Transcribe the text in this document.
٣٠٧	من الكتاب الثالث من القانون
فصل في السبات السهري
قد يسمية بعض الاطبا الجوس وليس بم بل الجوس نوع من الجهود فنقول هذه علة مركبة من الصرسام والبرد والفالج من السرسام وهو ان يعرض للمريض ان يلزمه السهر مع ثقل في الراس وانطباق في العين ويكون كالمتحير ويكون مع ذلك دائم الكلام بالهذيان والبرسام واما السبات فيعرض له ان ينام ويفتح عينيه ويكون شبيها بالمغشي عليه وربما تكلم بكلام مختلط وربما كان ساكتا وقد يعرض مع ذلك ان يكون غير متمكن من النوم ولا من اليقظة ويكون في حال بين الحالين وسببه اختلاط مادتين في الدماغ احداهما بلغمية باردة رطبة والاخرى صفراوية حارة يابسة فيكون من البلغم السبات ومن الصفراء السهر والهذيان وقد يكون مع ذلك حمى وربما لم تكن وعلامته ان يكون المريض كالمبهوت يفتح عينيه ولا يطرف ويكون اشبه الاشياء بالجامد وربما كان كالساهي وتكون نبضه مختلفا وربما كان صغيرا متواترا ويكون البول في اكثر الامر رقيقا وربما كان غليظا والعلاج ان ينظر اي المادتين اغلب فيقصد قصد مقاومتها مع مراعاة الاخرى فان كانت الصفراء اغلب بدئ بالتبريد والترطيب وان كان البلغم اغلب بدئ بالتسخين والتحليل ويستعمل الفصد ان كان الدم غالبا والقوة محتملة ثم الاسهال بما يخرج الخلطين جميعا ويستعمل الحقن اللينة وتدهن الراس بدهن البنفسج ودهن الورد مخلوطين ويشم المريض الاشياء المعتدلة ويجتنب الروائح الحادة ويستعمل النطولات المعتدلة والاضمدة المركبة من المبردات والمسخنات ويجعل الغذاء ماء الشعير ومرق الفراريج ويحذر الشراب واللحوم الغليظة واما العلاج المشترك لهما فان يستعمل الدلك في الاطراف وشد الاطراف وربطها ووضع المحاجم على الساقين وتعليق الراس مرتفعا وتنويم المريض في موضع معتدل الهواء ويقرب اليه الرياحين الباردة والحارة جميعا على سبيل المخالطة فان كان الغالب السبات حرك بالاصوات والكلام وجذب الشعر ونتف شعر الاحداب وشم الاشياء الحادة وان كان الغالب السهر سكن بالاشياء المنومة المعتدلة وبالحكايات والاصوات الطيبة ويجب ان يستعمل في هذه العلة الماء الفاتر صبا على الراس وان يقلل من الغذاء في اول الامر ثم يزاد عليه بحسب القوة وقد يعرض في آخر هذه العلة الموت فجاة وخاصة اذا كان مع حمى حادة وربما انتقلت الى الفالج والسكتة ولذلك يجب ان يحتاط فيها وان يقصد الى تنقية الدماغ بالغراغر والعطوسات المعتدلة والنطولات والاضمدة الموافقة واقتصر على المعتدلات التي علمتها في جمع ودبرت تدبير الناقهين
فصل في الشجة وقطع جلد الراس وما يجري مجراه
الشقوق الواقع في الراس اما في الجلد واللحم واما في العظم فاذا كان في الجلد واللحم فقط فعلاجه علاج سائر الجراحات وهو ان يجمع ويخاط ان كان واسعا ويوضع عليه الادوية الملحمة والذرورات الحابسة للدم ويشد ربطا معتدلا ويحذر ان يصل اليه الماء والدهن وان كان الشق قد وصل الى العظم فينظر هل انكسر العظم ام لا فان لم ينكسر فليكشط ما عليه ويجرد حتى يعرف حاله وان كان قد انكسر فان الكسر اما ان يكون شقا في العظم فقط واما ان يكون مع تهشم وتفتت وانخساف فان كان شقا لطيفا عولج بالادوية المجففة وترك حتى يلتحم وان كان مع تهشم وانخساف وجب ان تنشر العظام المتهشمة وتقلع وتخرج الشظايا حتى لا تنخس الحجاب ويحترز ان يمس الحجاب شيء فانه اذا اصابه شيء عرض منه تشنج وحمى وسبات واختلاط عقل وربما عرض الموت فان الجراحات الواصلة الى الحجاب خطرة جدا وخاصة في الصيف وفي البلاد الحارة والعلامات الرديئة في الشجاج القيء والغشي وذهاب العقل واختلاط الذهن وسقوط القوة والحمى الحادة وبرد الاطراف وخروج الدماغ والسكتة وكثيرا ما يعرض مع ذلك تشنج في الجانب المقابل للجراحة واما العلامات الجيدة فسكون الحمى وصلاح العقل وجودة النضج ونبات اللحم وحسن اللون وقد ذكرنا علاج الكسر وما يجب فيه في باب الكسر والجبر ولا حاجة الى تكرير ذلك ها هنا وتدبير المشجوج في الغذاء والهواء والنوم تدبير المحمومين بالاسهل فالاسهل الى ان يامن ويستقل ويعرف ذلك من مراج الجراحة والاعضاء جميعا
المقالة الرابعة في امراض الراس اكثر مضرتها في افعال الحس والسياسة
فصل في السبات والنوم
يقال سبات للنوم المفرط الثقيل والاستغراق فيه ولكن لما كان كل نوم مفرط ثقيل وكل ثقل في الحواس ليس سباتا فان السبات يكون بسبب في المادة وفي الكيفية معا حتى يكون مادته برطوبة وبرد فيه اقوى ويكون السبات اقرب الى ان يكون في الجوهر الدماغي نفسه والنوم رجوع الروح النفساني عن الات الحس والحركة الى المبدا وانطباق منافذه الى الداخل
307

== == ==

▶ _STATED EXERCISE_
Your task is to repeat the data exactly, with nothing left out.

▶ _RESULT OF THE TASK_
Transcribe the text in this document.
٣٠٧	من الكتاب الثالث من القانون
فصل في السبات السهري
قد يسمية بعض الاطبا الجوس وليس بم بل الجوس نوع من الجهود فنقول هذه علة مركبة من الصرسام والبرد والفالج من السرسام وهو ان يعرض للمريض ان يلزمه السهر مع ثقل في الراس وانطباق في العين ويكون كالمتحير ويكون مع ذلك دائم الكلام بالهذيان والبرسام واما السبات فيعرض له ان ينام ويفتح عينيه ويكون شبيها بالمغشي عليه وربما تكلم بكلام مختلط وربما كان ساكتا وقد يعرض مع ذلك ان يكون غير متمكن من النوم ولا من اليقظة ويكون في حال بين الحالين وسببه اختلاط مادتين في الدماغ احداهما بلغمية باردة رطبة والاخرى صفراوية حارة يابسة فيكون من البلغم السبات ومن الصفراء السهر والهذيان وقد يكون مع ذلك حمى وربما لم تكن وعلامته ان يكون المريض كالمبهوت يفتح عينيه ولا يطرف ويكون اشبه الاشياء بالجامد وربما كان كالساهي وتكون نبضه مختلفا وربما كان صغيرا متواترا ويكون البول في اكثر الامر رقيقا وربما كان غليظا والعلاج ان ينظر اي المادتين اغلب فيقصد قصد مقاومتها مع مراعاة الاخرى فان كانت الصفراء اغلب بدئ بالتبريد والترطيب وان كان البلغم اغلب بدئ بالتسخين والتحليل ويستعمل الفصد ان كان الدم غالبا والقوة محتملة ثم الاسهال بما يخرج الخلطين جميعا ويستعمل الحقن اللينة وتدهن الراس بدهن البنفسج ودهن الورد مخلوطين ويشم المريض الاشياء المعتدلة ويجتنب الروائح الحادة ويستعمل النطولات المعتدلة والاضمدة المركبة من المبردات والمسخنات ويجعل الغذاء ماء الشعير ومرق الفراريج ويحذر الشراب واللحوم الغليظة واما العلاج المشترك لهما فان يستعمل الدلك في الاطراف وشد الاطراف وربطها ووضع المحاجم على الساقين وتعليق الراس مرتفعا وتنويم المريض في موضع معتدل الهواء ويقرب اليه الرياحين الباردة والحارة جميعا على سبيل المخالطة فان كان الغالب السبات حرك بالاصوات والكلام وجذب الشعر ونتف شعر الاحداب وشم الاشياء الحادة وان كان الغالب السهر سكن بالاشياء المنومة المعتدلة وبالحكايات والاصوات الطيبة ويجب ان يستعمل في هذه العلة الماء الفاتر صبا على الراس وان يقلل من الغذاء في اول الامر ثم يزاد عليه بحسب القوة وقد يعرض في آخر هذه العلة الموت فجاة وخاصة اذا كان مع حمى حادة وربما انتقلت الى الفالج والسكتة ولذلك يجب ان يحتاط فيها وان يقصد الى تنقية الدماغ بالغراغر والعطوسات المعتدلة والنطولات والاضمدة الموافقة واقتصر على المعتدلات التي علمتها في جمع ودبرت تدبير الناقهين
فصل في الشجة وقطع جلد الراس وما يجري مجراه
الشقوق الواقع في الراس اما في الجلد واللحم واما في العظم فاذا كان في الجلد واللحم فقط فعلاجه علاج سائر الجراحات وهو ان يجمع ويخاط ان كان واسعا ويوضع عليه الادوية الملحمة والذرورات الحابسة للدم ويشد ربطا معتدلا ويحذر ان يصل اليه الماء والدهن وان كان الشق قد وصل الى العظم فينظر هل انكسر العظم ام لا فان لم ينكسر فليكشط ما عليه ويجرد حتى يعرف حاله وان كان قد انكسر فان الكسر اما ان يكون شقا في العظم فقط واما ان يكون مع تهشم وتفتت وانخساف فان كان شقا لطيفا عولج بالادوية المجففة وترك حتى يلتحم وان كان مع تهشم وانخساف وجب ان تنشر العظام المتهشمة وتقلع وتخرج الشظايا حتى لا تنخس الحجاب ويحترز ان يمس الحجاب شيء فانه اذا اصابه شيء عرض منه تشنج وحمى وسبات واختلاط عقل وربما عرض الموت فان الجراحات الواصلة الى الحجاب خطرة جدا وخاصة في الصيف وفي البلاد الحارة والعلامات الرديئة في الشجاج القيء والغشي وذهاب العقل واختلاط الذهن وسقوط القوة والحمى الحادة وبرد الاطراف وخروج الدماغ والسكتة وكثيرا ما يعرض مع ذلك تشنج في الجانب المقابل للجراحة واما العلامات الجيدة فسكون الحمى وصلاح العقل وجودة النضج ونبات اللحم وحسن اللون وقد ذكرنا علاج الكسر وما يجب فيه في باب الكسر والجبر ولا حاجة الى تكرير ذلك ها هنا وتدبير المشجوج في الغذاء والهواء والنوم تدبير المحمومين بالاسهل فالاسهل الى ان يامن ويستقل ويعرف ذلك من مراج الجراحة والاعضاء جميعا
المقالة الرابعة في امراض الراس اكثر مضرتها في افعال الحس والسياسة
فصل في السبات والنوم
يقال سبات للنوم المفرط الثقيل والاستغراق فيه ولكن لما كان كل نوم مفرط ثقيل وكل ثقل في الحواس ليس سباتا فان السبات يكون بسبب في المادة وفي الكيفية معا حتى يكون مادته برطوبة وبرد فيه اقوى ويكون السبات اقرب الى ان يكون في الجوهر الدماغي نفسه والنوم رجوع الروح النفساني عن الات الحس والحركة الى المبدا وانطباق منافذه الى الداخل
307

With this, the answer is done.